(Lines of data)
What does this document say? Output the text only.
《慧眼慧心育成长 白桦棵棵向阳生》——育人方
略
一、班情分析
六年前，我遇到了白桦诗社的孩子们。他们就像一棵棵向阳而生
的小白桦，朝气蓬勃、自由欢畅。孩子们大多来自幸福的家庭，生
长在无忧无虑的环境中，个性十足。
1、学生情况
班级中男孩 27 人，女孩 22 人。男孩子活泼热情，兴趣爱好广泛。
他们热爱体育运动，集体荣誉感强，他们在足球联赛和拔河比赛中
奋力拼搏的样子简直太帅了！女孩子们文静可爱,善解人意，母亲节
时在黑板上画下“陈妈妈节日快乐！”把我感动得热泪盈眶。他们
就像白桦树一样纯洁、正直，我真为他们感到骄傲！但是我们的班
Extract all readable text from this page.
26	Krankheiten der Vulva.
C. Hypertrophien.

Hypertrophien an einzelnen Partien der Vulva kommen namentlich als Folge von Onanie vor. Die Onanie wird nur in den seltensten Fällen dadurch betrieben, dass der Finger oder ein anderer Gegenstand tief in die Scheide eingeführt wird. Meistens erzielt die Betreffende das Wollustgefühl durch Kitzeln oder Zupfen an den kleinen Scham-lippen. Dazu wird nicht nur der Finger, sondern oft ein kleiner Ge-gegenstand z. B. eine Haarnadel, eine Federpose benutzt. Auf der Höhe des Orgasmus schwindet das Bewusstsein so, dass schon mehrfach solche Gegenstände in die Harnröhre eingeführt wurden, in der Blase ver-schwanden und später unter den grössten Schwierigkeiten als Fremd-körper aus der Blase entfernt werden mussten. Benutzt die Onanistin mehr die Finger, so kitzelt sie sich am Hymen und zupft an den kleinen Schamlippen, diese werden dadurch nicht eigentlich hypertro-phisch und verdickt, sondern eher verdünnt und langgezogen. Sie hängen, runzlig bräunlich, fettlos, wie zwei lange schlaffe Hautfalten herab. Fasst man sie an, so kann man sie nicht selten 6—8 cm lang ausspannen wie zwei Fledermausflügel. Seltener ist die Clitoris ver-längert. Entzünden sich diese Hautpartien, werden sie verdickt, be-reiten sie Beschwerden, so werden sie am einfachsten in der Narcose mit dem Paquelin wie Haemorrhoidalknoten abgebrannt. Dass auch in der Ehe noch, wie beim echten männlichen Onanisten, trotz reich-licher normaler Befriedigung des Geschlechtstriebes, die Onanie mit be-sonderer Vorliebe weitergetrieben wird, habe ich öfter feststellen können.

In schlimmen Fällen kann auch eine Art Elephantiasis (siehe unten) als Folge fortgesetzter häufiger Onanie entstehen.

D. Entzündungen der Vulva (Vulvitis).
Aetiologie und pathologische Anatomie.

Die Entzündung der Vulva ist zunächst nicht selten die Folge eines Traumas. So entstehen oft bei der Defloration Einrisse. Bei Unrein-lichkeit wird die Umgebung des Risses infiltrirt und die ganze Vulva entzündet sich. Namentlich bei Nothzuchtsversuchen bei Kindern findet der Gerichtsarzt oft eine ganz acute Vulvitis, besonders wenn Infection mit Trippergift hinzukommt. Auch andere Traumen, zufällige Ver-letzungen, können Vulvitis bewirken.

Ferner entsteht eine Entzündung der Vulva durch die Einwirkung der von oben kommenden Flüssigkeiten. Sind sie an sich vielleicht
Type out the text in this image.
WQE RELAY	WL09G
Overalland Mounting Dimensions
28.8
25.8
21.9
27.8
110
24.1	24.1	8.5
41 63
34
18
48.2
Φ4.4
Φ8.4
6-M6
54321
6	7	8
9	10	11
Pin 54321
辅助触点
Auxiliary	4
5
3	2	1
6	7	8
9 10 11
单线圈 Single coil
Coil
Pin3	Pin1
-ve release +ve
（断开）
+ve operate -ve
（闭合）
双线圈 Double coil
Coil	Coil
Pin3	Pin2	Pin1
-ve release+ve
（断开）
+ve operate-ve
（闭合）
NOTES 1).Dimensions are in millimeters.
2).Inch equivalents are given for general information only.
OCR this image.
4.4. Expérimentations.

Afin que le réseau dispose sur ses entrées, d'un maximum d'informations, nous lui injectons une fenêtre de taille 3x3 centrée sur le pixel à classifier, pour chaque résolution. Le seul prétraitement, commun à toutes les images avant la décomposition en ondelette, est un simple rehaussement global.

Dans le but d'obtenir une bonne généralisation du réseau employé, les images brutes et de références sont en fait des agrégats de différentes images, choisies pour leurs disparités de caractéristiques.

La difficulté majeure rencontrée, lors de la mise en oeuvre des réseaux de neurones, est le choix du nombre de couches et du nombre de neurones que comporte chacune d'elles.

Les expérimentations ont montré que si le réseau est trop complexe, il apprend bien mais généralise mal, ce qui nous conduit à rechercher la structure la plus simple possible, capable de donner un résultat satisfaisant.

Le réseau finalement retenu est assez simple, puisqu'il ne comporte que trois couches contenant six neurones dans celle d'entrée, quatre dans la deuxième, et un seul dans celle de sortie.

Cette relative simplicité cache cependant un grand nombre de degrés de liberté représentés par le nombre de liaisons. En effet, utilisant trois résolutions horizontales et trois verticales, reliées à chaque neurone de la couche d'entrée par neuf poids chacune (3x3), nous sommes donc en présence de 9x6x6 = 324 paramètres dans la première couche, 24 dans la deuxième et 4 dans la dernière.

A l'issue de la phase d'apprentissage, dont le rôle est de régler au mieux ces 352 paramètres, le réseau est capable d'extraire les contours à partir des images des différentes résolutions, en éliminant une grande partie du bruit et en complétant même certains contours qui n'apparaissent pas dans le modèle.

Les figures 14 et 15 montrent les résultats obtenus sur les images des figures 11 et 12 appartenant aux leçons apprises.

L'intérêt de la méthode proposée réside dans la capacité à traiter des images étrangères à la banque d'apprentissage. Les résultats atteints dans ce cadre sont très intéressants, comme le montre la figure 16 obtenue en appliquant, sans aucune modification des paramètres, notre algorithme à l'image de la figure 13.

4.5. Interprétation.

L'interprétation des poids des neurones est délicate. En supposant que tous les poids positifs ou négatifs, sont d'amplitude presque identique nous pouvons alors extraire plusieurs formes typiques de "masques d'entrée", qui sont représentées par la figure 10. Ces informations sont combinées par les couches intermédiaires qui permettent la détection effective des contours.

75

◆ Task brief ◆
Take every line containing the word "poids" and copy it.

◆ Result of the exercise ◆
Cette relative simplicité cache cependant un grand nombre de degrés de liberté représentés par le nombre de liaisons. En effet, utilisant trois résolutions horizontales et trois verticales, reliées à chaque neurone de la couche d'entrée par neuf poids chacune (3x3), nous sommes donc en présence de 9x6x6 = 324 paramètres dans la première couche, 24 dans la deuxième et 4 dans la dernière.
L'interprétation des poids des neurones est délicate. En supposant que tous les poids positifs ou négatifs, sont d'amplitude presque identique nous pouvons alors extraire plusieurs formes typiques de "masques d'entrée", qui sont représentées par la figure 10. Ces informations sont combinées par les couches intermédiaires qui permettent la détection effective des contours.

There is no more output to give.